— start —

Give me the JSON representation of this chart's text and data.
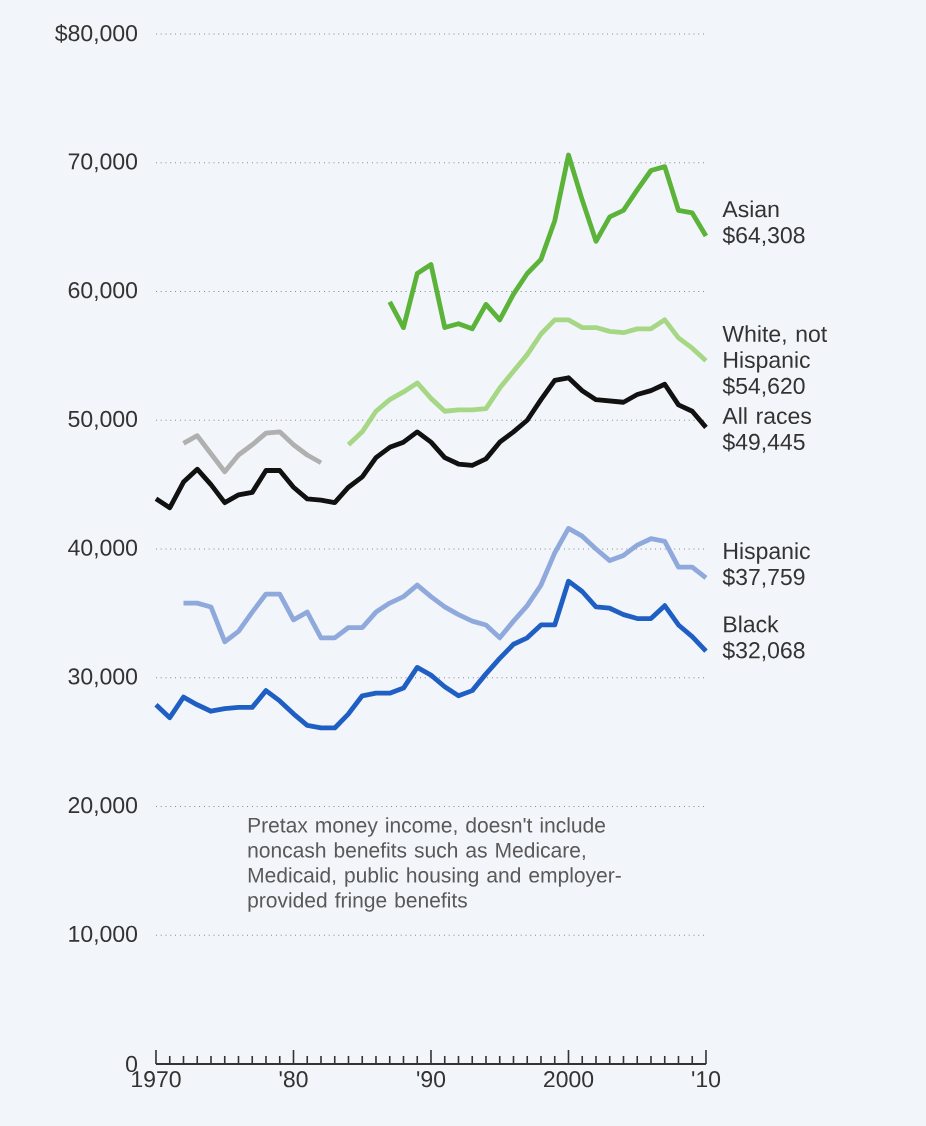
{
  "chart_data": {
    "type": "line",
    "ylim": [
      0,
      80000
    ],
    "yticks": [
      0,
      {
        "value": 10000,
        "label": "10,000"
      },
      {
        "value": 20000,
        "label": "20,000"
      },
      {
        "value": 30000,
        "label": "30,000"
      },
      {
        "value": 40000,
        "label": "40,000"
      },
      {
        "value": 50000,
        "label": "50,000"
      },
      {
        "value": 60000,
        "label": "60,000"
      },
      {
        "value": 70000,
        "label": "70,000"
      },
      {
        "value": 80000,
        "label": "$80,000"
      }
    ],
    "xlim": [
      1970,
      2010
    ],
    "xticks": [
      1970,
      {
        "value": 1980,
        "label": "'80"
      },
      {
        "value": 1990,
        "label": "'90"
      },
      2000,
      {
        "value": 2010,
        "label": "'10"
      }
    ],
    "grid": "y",
    "legend": false,
    "marker": "none",
    "line_style": "solid",
    "series": [
      {
        "name": "Asian",
        "color": "#5bb33a",
        "x": [
          1987,
          1988,
          1989,
          1990,
          1991,
          1992,
          1993,
          1994,
          1995,
          1996,
          1997,
          1998,
          1999,
          2000,
          2001,
          2002,
          2003,
          2004,
          2005,
          2006,
          2007,
          2008,
          2009,
          2010
        ],
        "values": [
          59200,
          57200,
          61400,
          62100,
          57200,
          57500,
          57100,
          59000,
          57800,
          59800,
          61400,
          62500,
          65500,
          70600,
          67100,
          63900,
          65800,
          66300,
          67900,
          69400,
          69700,
          66300,
          66100,
          64308
        ],
        "value_labels": [
          null,
          null,
          null,
          null,
          null,
          null,
          null,
          null,
          null,
          null,
          null,
          null,
          null,
          null,
          null,
          null,
          null,
          null,
          null,
          null,
          null,
          null,
          null,
          "$64,308"
        ]
      },
      {
        "name": "White, not Hispanic",
        "color": "#a6d785",
        "x": [
          1984,
          1985,
          1986,
          1987,
          1988,
          1989,
          1990,
          1991,
          1992,
          1993,
          1994,
          1995,
          1996,
          1997,
          1998,
          1999,
          2000,
          2001,
          2002,
          2003,
          2004,
          2005,
          2006,
          2007,
          2008,
          2009,
          2010
        ],
        "values": [
          48100,
          49100,
          50700,
          51600,
          52200,
          52900,
          51700,
          50700,
          50800,
          50800,
          50900,
          52500,
          53800,
          55100,
          56700,
          57800,
          57800,
          57200,
          57200,
          56900,
          56800,
          57100,
          57100,
          57800,
          56400,
          55600,
          54620
        ],
        "value_labels": [
          null,
          null,
          null,
          null,
          null,
          null,
          null,
          null,
          null,
          null,
          null,
          null,
          null,
          null,
          null,
          null,
          null,
          null,
          null,
          null,
          null,
          null,
          null,
          null,
          null,
          null,
          "$54,620"
        ]
      },
      {
        "color": "#b0b0b0",
        "x": [
          1972,
          1973,
          1974,
          1975,
          1976,
          1977,
          1978,
          1979,
          1980,
          1981,
          1982
        ],
        "values": [
          48200,
          48800,
          47400,
          46000,
          47300,
          48100,
          49000,
          49100,
          48100,
          47300,
          46700
        ]
      },
      {
        "name": "All races",
        "color": "#111111",
        "x": [
          1970,
          1971,
          1972,
          1973,
          1974,
          1975,
          1976,
          1977,
          1978,
          1979,
          1980,
          1981,
          1982,
          1983,
          1984,
          1985,
          1986,
          1987,
          1988,
          1989,
          1990,
          1991,
          1992,
          1993,
          1994,
          1995,
          1996,
          1997,
          1998,
          1999,
          2000,
          2001,
          2002,
          2003,
          2004,
          2005,
          2006,
          2007,
          2008,
          2009,
          2010
        ],
        "values": [
          43900,
          43200,
          45200,
          46200,
          45000,
          43600,
          44200,
          44400,
          46100,
          46100,
          44800,
          43900,
          43800,
          43600,
          44800,
          45600,
          47100,
          47900,
          48300,
          49100,
          48300,
          47100,
          46600,
          46500,
          47000,
          48300,
          49100,
          50000,
          51600,
          53100,
          53300,
          52300,
          51600,
          51500,
          51400,
          52000,
          52300,
          52800,
          51200,
          50700,
          49445
        ],
        "value_labels": [
          null,
          null,
          null,
          null,
          null,
          null,
          null,
          null,
          null,
          null,
          null,
          null,
          null,
          null,
          null,
          null,
          null,
          null,
          null,
          null,
          null,
          null,
          null,
          null,
          null,
          null,
          null,
          null,
          null,
          null,
          null,
          null,
          null,
          null,
          null,
          null,
          null,
          null,
          null,
          null,
          "$49,445"
        ]
      },
      {
        "name": "Hispanic",
        "color": "#8fa9dc",
        "x": [
          1972,
          1973,
          1974,
          1975,
          1976,
          1977,
          1978,
          1979,
          1980,
          1981,
          1982,
          1983,
          1984,
          1985,
          1986,
          1987,
          1988,
          1989,
          1990,
          1991,
          1992,
          1993,
          1994,
          1995,
          1996,
          1997,
          1998,
          1999,
          2000,
          2001,
          2002,
          2003,
          2004,
          2005,
          2006,
          2007,
          2008,
          2009,
          2010
        ],
        "values": [
          35800,
          35800,
          35500,
          32800,
          33600,
          35100,
          36500,
          36500,
          34500,
          35100,
          33100,
          33100,
          33900,
          33900,
          35100,
          35800,
          36300,
          37200,
          36300,
          35500,
          34900,
          34400,
          34100,
          33100,
          34400,
          35600,
          37200,
          39700,
          41600,
          41000,
          40000,
          39100,
          39500,
          40300,
          40800,
          40600,
          38600,
          38600,
          37759
        ],
        "value_labels": [
          null,
          null,
          null,
          null,
          null,
          null,
          null,
          null,
          null,
          null,
          null,
          null,
          null,
          null,
          null,
          null,
          null,
          null,
          null,
          null,
          null,
          null,
          null,
          null,
          null,
          null,
          null,
          null,
          null,
          null,
          null,
          null,
          null,
          null,
          null,
          null,
          null,
          null,
          "$37,759"
        ]
      },
      {
        "name": "Black",
        "color": "#1f5fc4",
        "x": [
          1970,
          1971,
          1972,
          1973,
          1974,
          1975,
          1976,
          1977,
          1978,
          1979,
          1980,
          1981,
          1982,
          1983,
          1984,
          1985,
          1986,
          1987,
          1988,
          1989,
          1990,
          1991,
          1992,
          1993,
          1994,
          1995,
          1996,
          1997,
          1998,
          1999,
          2000,
          2001,
          2002,
          2003,
          2004,
          2005,
          2006,
          2007,
          2008,
          2009,
          2010
        ],
        "values": [
          27900,
          26900,
          28500,
          27900,
          27400,
          27600,
          27700,
          27700,
          29000,
          28200,
          27200,
          26300,
          26100,
          26100,
          27200,
          28600,
          28800,
          28800,
          29200,
          30800,
          30200,
          29300,
          28600,
          29000,
          30300,
          31500,
          32600,
          33100,
          34100,
          34100,
          37500,
          36700,
          35500,
          35400,
          34900,
          34600,
          34600,
          35600,
          34100,
          33200,
          32068
        ],
        "value_labels": [
          null,
          null,
          null,
          null,
          null,
          null,
          null,
          null,
          null,
          null,
          null,
          null,
          null,
          null,
          null,
          null,
          null,
          null,
          null,
          null,
          null,
          null,
          null,
          null,
          null,
          null,
          null,
          null,
          null,
          null,
          null,
          null,
          null,
          null,
          null,
          null,
          null,
          null,
          null,
          null,
          "$32,068"
        ]
      }
    ],
    "annotations": [
      "Pretax money income, doesn't include noncash benefits such as Medicare, Medicaid, public housing and employer-provided fringe benefits"
    ]
  }
}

— end —

• **Aim of the task**
From the entries above, copy every line containing the word "color".

• **Final answer**
        "color": "#5bb33a",
        "color": "#a6d785",
        "color": "#b0b0b0",
        "color": "#111111",
        "color": "#8fa9dc",
        "color": "#1f5fc4",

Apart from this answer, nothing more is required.